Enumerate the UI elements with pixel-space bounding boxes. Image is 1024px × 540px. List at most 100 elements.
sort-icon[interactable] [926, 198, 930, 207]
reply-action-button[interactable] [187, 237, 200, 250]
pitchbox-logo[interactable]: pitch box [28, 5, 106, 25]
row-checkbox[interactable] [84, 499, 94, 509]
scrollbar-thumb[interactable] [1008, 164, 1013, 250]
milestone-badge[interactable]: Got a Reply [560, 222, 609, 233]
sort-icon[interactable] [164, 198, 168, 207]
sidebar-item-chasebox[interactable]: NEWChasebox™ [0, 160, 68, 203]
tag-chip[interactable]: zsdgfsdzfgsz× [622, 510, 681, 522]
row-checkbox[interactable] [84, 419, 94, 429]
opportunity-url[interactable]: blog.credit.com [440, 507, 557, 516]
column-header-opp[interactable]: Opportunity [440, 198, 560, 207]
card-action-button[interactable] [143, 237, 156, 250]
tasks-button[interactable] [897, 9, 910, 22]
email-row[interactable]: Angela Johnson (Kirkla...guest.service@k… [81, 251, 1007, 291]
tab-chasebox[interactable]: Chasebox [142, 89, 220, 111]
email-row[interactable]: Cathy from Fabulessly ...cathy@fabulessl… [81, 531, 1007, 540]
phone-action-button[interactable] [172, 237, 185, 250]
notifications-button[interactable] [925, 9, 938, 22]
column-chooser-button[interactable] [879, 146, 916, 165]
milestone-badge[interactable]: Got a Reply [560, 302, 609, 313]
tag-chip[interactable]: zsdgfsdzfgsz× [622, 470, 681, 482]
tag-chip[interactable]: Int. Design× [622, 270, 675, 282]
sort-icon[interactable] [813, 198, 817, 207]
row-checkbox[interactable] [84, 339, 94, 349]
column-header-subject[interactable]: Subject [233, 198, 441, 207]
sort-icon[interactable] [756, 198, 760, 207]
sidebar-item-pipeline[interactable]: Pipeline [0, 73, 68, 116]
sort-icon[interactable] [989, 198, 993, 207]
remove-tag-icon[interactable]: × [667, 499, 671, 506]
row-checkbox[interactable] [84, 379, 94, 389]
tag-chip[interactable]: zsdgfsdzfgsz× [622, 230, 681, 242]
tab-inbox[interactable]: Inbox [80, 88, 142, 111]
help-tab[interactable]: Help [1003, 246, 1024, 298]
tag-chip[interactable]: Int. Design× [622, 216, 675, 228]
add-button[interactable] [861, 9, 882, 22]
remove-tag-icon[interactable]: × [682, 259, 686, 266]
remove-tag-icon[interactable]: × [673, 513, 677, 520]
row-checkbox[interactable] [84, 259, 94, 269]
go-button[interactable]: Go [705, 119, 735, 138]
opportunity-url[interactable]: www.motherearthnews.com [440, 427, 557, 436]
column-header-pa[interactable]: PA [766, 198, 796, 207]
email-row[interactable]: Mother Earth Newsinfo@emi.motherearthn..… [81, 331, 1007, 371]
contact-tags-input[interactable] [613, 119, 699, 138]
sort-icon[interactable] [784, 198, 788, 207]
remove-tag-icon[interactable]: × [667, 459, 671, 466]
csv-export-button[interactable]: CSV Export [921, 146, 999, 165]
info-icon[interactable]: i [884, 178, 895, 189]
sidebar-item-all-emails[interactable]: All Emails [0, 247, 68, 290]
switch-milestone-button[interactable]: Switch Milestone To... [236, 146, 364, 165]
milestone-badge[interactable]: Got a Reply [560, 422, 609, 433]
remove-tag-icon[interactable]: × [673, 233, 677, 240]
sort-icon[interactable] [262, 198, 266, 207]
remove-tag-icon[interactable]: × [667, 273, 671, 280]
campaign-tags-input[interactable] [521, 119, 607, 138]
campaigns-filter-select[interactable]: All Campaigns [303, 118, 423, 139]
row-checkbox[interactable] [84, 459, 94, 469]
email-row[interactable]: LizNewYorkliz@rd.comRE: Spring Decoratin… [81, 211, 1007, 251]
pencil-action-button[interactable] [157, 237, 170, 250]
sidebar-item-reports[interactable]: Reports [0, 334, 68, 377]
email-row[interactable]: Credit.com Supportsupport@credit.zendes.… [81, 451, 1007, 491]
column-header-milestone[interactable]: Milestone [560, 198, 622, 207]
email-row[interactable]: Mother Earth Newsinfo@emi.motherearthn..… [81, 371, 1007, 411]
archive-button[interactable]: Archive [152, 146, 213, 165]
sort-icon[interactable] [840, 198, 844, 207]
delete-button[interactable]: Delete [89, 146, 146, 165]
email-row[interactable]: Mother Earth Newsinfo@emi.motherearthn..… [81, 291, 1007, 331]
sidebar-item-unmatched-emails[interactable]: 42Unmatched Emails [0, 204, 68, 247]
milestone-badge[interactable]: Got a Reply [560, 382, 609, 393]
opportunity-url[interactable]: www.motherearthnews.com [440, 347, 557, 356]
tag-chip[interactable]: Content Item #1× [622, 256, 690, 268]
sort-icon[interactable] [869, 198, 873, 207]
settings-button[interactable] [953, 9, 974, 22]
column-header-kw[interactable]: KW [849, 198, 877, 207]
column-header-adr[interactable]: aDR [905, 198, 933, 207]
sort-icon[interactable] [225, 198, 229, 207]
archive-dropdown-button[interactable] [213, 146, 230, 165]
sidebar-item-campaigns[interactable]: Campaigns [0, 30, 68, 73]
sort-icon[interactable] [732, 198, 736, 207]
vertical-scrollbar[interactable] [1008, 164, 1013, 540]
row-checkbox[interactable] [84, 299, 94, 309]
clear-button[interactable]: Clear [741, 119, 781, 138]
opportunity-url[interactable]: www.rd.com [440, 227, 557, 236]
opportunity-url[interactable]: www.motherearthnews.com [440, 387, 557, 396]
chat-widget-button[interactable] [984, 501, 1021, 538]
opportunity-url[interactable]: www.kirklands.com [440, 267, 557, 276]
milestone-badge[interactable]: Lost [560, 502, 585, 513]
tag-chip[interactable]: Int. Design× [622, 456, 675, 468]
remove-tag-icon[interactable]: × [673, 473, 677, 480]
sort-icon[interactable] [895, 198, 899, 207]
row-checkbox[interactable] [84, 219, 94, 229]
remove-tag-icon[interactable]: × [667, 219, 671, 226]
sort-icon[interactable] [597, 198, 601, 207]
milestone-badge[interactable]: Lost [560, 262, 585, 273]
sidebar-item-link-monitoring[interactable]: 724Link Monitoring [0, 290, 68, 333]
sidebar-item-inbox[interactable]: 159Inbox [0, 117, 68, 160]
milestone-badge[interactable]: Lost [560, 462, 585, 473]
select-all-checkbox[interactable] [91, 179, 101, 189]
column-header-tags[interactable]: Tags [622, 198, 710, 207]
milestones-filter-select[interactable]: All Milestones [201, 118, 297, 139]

· · · · · · ·

Write out every line of the item above as a JSON list of strings, one string per line, leaving out any blank lines.

**ANSWER IN FULL**
[
  "Enumerate the UI elements with pixel-space bounding boxes. Image is 1024px × 540px. List at most 100 elements.",
  "sort-icon[interactable] [926, 198, 930, 207]",
  "reply-action-button[interactable] [187, 237, 200, 250]",
  "pitchbox-logo[interactable]: pitch box [28, 5, 106, 25]",
  "row-checkbox[interactable] [84, 499, 94, 509]",
  "scrollbar-thumb[interactable] [1008, 164, 1013, 250]",
  "milestone-badge[interactable]: Got a Reply [560, 222, 609, 233]",
  "sort-icon[interactable] [164, 198, 168, 207]",
  "sidebar-item-chasebox[interactable]: NEWChasebox™ [0, 160, 68, 203]",
  "tag-chip[interactable]: zsdgfsdzfgsz× [622, 510, 681, 522]",
  "row-checkbox[interactable] [84, 419, 94, 429]",
  "opportunity-url[interactable]: blog.credit.com [440, 507, 557, 516]",
  "column-header-opp[interactable]: Opportunity [440, 198, 560, 207]",
  "card-action-button[interactable] [143, 237, 156, 250]",
  "tasks-button[interactable] [897, 9, 910, 22]",
  "email-row[interactable]: Angela Johnson (Kirkla...guest.service@k… [81, 251, 1007, 291]",
  "tab-chasebox[interactable]: Chasebox [142, 89, 220, 111]",
  "email-row[interactable]: Cathy from Fabulessly ...cathy@fabulessl… [81, 531, 1007, 540]",
  "phone-action-button[interactable] [172, 237, 185, 250]",
  "notifications-button[interactable] [925, 9, 938, 22]",
  "column-chooser-button[interactable] [879, 146, 916, 165]",
  "milestone-badge[interactable]: Got a Reply [560, 302, 609, 313]",
  "tag-chip[interactable]: zsdgfsdzfgsz× [622, 470, 681, 482]",
  "tag-chip[interactable]: Int. Design× [622, 270, 675, 282]",
  "sort-icon[interactable] [813, 198, 817, 207]",
  "row-checkbox[interactable] [84, 339, 94, 349]",
  "column-header-subject[interactable]: Subject [233, 198, 441, 207]",
  "sort-icon[interactable] [756, 198, 760, 207]",
  "sidebar-item-pipeline[interactable]: Pipeline [0, 73, 68, 116]",
  "sort-icon[interactable] [989, 198, 993, 207]",
  "remove-tag-icon[interactable]: × [667, 499, 671, 506]",
  "row-checkbox[interactable] [84, 379, 94, 389]",
  "tag-chip[interactable]: zsdgfsdzfgsz× [622, 230, 681, 242]",
  "tab-inbox[interactable]: Inbox [80, 88, 142, 111]",
  "help-tab[interactable]: Help [1003, 246, 1024, 298]",
  "tag-chip[interactable]: Int. Design× [622, 216, 675, 228]",
  "add-button[interactable] [861, 9, 882, 22]",
  "remove-tag-icon[interactable]: × [682, 259, 686, 266]",
  "remove-tag-icon[interactable]: × [673, 513, 677, 520]",
  "row-checkbox[interactable] [84, 259, 94, 269]",
  "go-button[interactable]: Go [705, 119, 735, 138]",
  "opportunity-url[interactable]: www.motherearthnews.com [440, 427, 557, 436]",
  "column-header-pa[interactable]: PA [766, 198, 796, 207]",
  "email-row[interactable]: Mother Earth Newsinfo@emi.motherearthn..… [81, 331, 1007, 371]",
  "contact-tags-input[interactable] [613, 119, 699, 138]",
  "sort-icon[interactable] [784, 198, 788, 207]",
  "remove-tag-icon[interactable]: × [667, 459, 671, 466]",
  "csv-export-button[interactable]: CSV Export [921, 146, 999, 165]",
  "info-icon[interactable]: i [884, 178, 895, 189]",
  "sidebar-item-all-emails[interactable]: All Emails [0, 247, 68, 290]",
  "switch-milestone-button[interactable]: Switch Milestone To... [236, 146, 364, 165]",
  "milestone-badge[interactable]: Got a Reply [560, 422, 609, 433]",
  "remove-tag-icon[interactable]: × [673, 233, 677, 240]",
  "sort-icon[interactable] [262, 198, 266, 207]",
  "remove-tag-icon[interactable]: × [667, 273, 671, 280]",
  "campaign-tags-input[interactable] [521, 119, 607, 138]",
  "campaigns-filter-select[interactable]: All Campaigns [303, 118, 423, 139]",
  "row-checkbox[interactable] [84, 459, 94, 469]",
  "email-row[interactable]: LizNewYorkliz@rd.comRE: Spring Decoratin… [81, 211, 1007, 251]",
  "pencil-action-button[interactable] [157, 237, 170, 250]",
  "sidebar-item-reports[interactable]: Reports [0, 334, 68, 377]",
  "email-row[interactable]: Credit.com Supportsupport@credit.zendes.… [81, 451, 1007, 491]",
  "column-header-milestone[interactable]: Milestone [560, 198, 622, 207]",
  "email-row[interactable]: Mother Earth Newsinfo@emi.motherearthn..… [81, 371, 1007, 411]",
  "archive-button[interactable]: Archive [152, 146, 213, 165]",
  "sort-icon[interactable] [840, 198, 844, 207]",
  "delete-button[interactable]: Delete [89, 146, 146, 165]",
  "email-row[interactable]: Mother Earth Newsinfo@emi.motherearthn..… [81, 291, 1007, 331]",
  "sidebar-item-unmatched-emails[interactable]: 42Unmatched Emails [0, 204, 68, 247]",
  "milestone-badge[interactable]: Got a Reply [560, 382, 609, 393]",
  "opportunity-url[interactable]: www.motherearthnews.com [440, 347, 557, 356]",
  "tag-chip[interactable]: Content Item #1× [622, 256, 690, 268]",
  "sort-icon[interactable] [869, 198, 873, 207]",
  "settings-button[interactable] [953, 9, 974, 22]",
  "column-header-kw[interactable]: KW [849, 198, 877, 207]",
  "column-header-adr[interactable]: aDR [905, 198, 933, 207]",
  "sort-icon[interactable] [225, 198, 229, 207]",
  "archive-dropdown-button[interactable] [213, 146, 230, 165]",
  "sidebar-item-campaigns[interactable]: Campaigns [0, 30, 68, 73]",
  "sort-icon[interactable] [732, 198, 736, 207]",
  "vertical-scrollbar[interactable] [1008, 164, 1013, 540]",
  "row-checkbox[interactable] [84, 299, 94, 309]",
  "clear-button[interactable]: Clear [741, 119, 781, 138]",
  "opportunity-url[interactable]: www.rd.com [440, 227, 557, 236]",
  "opportunity-url[interactable]: www.motherearthnews.com [440, 387, 557, 396]",
  "chat-widget-button[interactable] [984, 501, 1021, 538]",
  "opportunity-url[interactable]: www.kirklands.com [440, 267, 557, 276]",
  "milestone-badge[interactable]: Lost [560, 502, 585, 513]",
  "tag-chip[interactable]: Int. Design× [622, 456, 675, 468]",
  "remove-tag-icon[interactable]: × [673, 473, 677, 480]",
  "sort-icon[interactable] [895, 198, 899, 207]",
  "row-checkbox[interactable] [84, 219, 94, 229]",
  "remove-tag-icon[interactable]: × [667, 219, 671, 226]",
  "sort-icon[interactable] [597, 198, 601, 207]",
  "milestone-badge[interactable]: Lost [560, 262, 585, 273]",
  "sidebar-item-link-monitoring[interactable]: 724Link Monitoring [0, 290, 68, 333]",
  "sidebar-item-inbox[interactable]: 159Inbox [0, 117, 68, 160]",
  "milestone-badge[interactable]: Lost [560, 462, 585, 473]",
  "select-all-checkbox[interactable] [91, 179, 101, 189]",
  "column-header-tags[interactable]: Tags [622, 198, 710, 207]",
  "milestones-filter-select[interactable]: All Milestones [201, 118, 297, 139]"
]